[Dataset entries]
------------------------

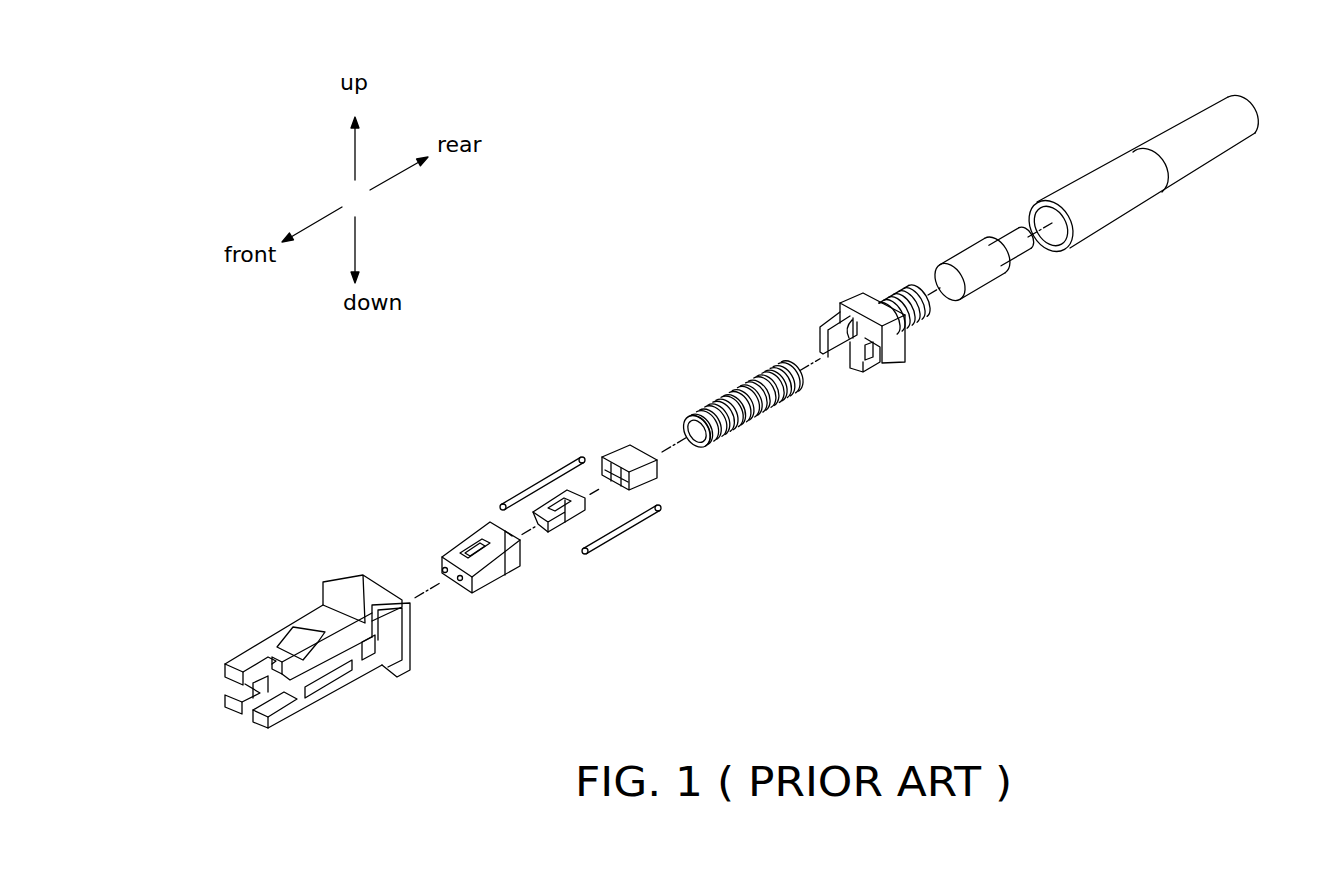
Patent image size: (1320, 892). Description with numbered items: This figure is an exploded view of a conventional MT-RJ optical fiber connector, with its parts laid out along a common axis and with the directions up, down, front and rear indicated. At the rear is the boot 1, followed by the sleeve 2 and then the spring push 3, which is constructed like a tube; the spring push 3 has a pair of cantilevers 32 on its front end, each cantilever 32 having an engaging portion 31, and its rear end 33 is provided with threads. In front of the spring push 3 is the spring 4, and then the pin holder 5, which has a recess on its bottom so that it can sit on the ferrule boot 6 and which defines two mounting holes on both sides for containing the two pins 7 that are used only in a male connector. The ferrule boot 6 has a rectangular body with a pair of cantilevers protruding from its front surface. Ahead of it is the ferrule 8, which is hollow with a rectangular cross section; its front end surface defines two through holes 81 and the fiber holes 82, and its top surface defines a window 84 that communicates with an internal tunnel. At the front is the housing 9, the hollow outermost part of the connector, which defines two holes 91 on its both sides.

The boot 1 is at (1213, 160).
The sleeve 2 is at (1015, 267).
The spring push 3 is at (897, 332).
The engaging portion 31 is at (862, 376).
The cantilevers 32 is at (822, 326).
The rear end 33 is at (903, 290).
The spring 4 is at (725, 436).
The pin holder 5 is at (652, 480).
The ferrule boot 6 is at (563, 490).
The pins 7 is at (523, 488).
The ferrule 8 is at (448, 534).
The through holes 81 is at (440, 567).
The fiber holes 82 is at (437, 577).
The window 84 is at (481, 540).
The housing 9 is at (333, 658).
The holes 91 is at (398, 676).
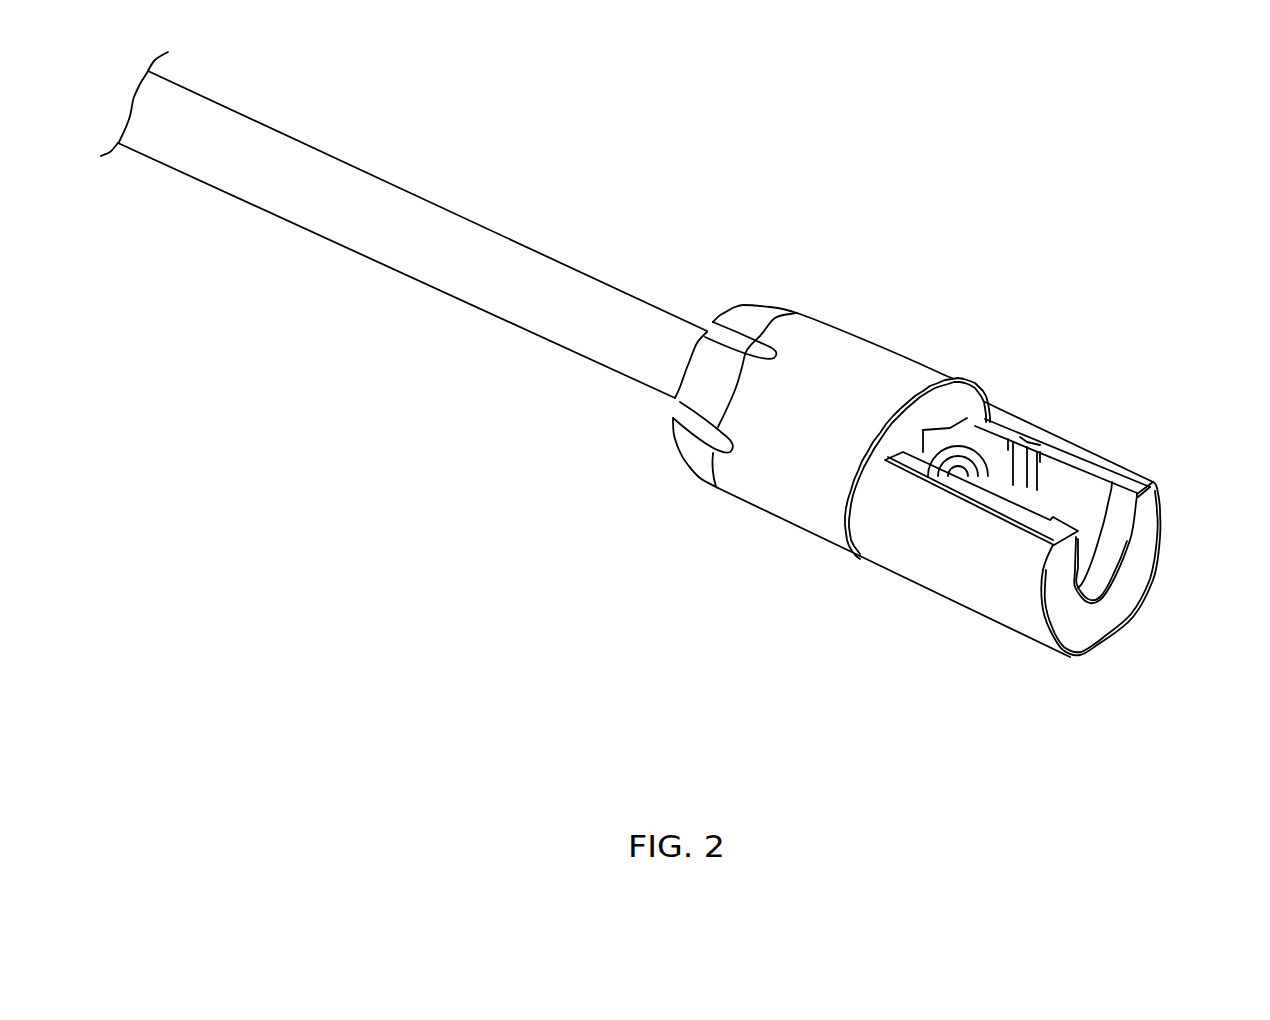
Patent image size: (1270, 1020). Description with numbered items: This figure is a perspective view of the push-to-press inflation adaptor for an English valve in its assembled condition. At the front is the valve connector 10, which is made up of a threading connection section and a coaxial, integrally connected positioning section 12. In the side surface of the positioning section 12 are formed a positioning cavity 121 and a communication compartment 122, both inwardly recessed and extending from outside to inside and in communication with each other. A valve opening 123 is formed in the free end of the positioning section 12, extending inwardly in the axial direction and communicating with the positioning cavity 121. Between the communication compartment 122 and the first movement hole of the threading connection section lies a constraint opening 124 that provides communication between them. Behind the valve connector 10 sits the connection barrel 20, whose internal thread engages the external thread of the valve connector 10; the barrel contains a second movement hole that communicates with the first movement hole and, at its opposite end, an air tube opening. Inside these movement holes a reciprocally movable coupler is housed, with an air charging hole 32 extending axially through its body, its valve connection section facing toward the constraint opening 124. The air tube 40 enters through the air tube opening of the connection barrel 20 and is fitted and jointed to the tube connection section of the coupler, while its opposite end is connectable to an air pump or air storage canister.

------------------------

Change "Patent image size" to "Figure dimensions" throughout the items above, and reproduce them with nothing else altered. Leave out the pictures.

Figure dimensions: (1320, 892). Description with numbered items: This figure is an exploded view of a conventional MT-RJ optical fiber connector, with its parts laid out along a common axis and with the directions up, down, front and rear indicated. At the rear is the boot 1, followed by the sleeve 2 and then the spring push 3, which is constructed like a tube; the spring push 3 has a pair of cantilevers 32 on its front end, each cantilever 32 having an engaging portion 31, and its rear end 33 is provided with threads. In front of the spring push 3 is the spring 4, and then the pin holder 5, which has a recess on its bottom so that it can sit on the ferrule boot 6 and which defines two mounting holes on both sides for containing the two pins 7 that are used only in a male connector. The ferrule boot 6 has a rectangular body with a pair of cantilevers protruding from its front surface. Ahead of it is the ferrule 8, which is hollow with a rectangular cross section; its front end surface defines two through holes 81 and the fiber holes 82, and its top surface defines a window 84 that communicates with an internal tunnel. At the front is the housing 9, the hollow outermost part of the connector, which defines two holes 91 on its both sides.

The boot 1 is at (1213, 160).
The sleeve 2 is at (1015, 267).
The spring push 3 is at (897, 332).
The engaging portion 31 is at (862, 376).
The cantilevers 32 is at (822, 326).
The rear end 33 is at (903, 290).
The spring 4 is at (725, 436).
The pin holder 5 is at (652, 480).
The ferrule boot 6 is at (563, 490).
The pins 7 is at (523, 488).
The ferrule 8 is at (448, 534).
The through holes 81 is at (440, 567).
The fiber holes 82 is at (437, 577).
The window 84 is at (481, 540).
The housing 9 is at (333, 658).
The holes 91 is at (398, 676).
Figure dimensions: (1270, 1020). Description with numbered items: This figure is a perspective view of the push-to-press inflation adaptor for an English valve in its assembled condition. At the front is the valve connector 10, which is made up of a threading connection section and a coaxial, integrally connected positioning section 12. In the side surface of the positioning section 12 are formed a positioning cavity 121 and a communication compartment 122, both inwardly recessed and extending from outside to inside and in communication with each other. A valve opening 123 is formed in the free end of the positioning section 12, extending inwardly in the axial direction and communicating with the positioning cavity 121. Between the communication compartment 122 and the first movement hole of the threading connection section lies a constraint opening 124 that provides communication between them. Behind the valve connector 10 sits the connection barrel 20, whose internal thread engages the external thread of the valve connector 10; the barrel contains a second movement hole that communicates with the first movement hole and, at its opposite end, an air tube opening. Inside these movement holes a reciprocally movable coupler is housed, with an air charging hole 32 extending axially through its body, its valve connection section facing toward the constraint opening 124. The air tube 40 enters through the air tube opening of the connection barrel 20 and is fitted and jointed to the tube connection section of the coupler, while its opposite end is connectable to an air pump or air storage canister.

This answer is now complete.